### Goal of the exercise:
Give the number of lines in the entries that contain "Media". State only the count.

Dataset excerpts

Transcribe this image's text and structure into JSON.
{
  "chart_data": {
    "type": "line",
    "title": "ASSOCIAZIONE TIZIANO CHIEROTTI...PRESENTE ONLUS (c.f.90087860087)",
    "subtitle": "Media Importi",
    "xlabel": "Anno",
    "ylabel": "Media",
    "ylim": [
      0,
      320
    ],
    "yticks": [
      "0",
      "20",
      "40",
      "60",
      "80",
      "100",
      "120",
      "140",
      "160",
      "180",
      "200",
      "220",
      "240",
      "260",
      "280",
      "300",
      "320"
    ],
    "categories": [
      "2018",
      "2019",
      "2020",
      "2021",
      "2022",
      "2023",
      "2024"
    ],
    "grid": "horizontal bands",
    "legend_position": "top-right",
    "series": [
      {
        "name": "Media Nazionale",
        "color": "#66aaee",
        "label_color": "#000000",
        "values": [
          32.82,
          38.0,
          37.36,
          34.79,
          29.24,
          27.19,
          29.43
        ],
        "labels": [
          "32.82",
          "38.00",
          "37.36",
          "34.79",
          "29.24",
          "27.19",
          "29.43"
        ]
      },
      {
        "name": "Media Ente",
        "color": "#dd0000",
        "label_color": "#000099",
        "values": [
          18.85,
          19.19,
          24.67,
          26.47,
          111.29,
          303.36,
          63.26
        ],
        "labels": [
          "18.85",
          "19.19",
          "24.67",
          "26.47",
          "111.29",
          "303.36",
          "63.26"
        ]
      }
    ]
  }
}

### The response:
4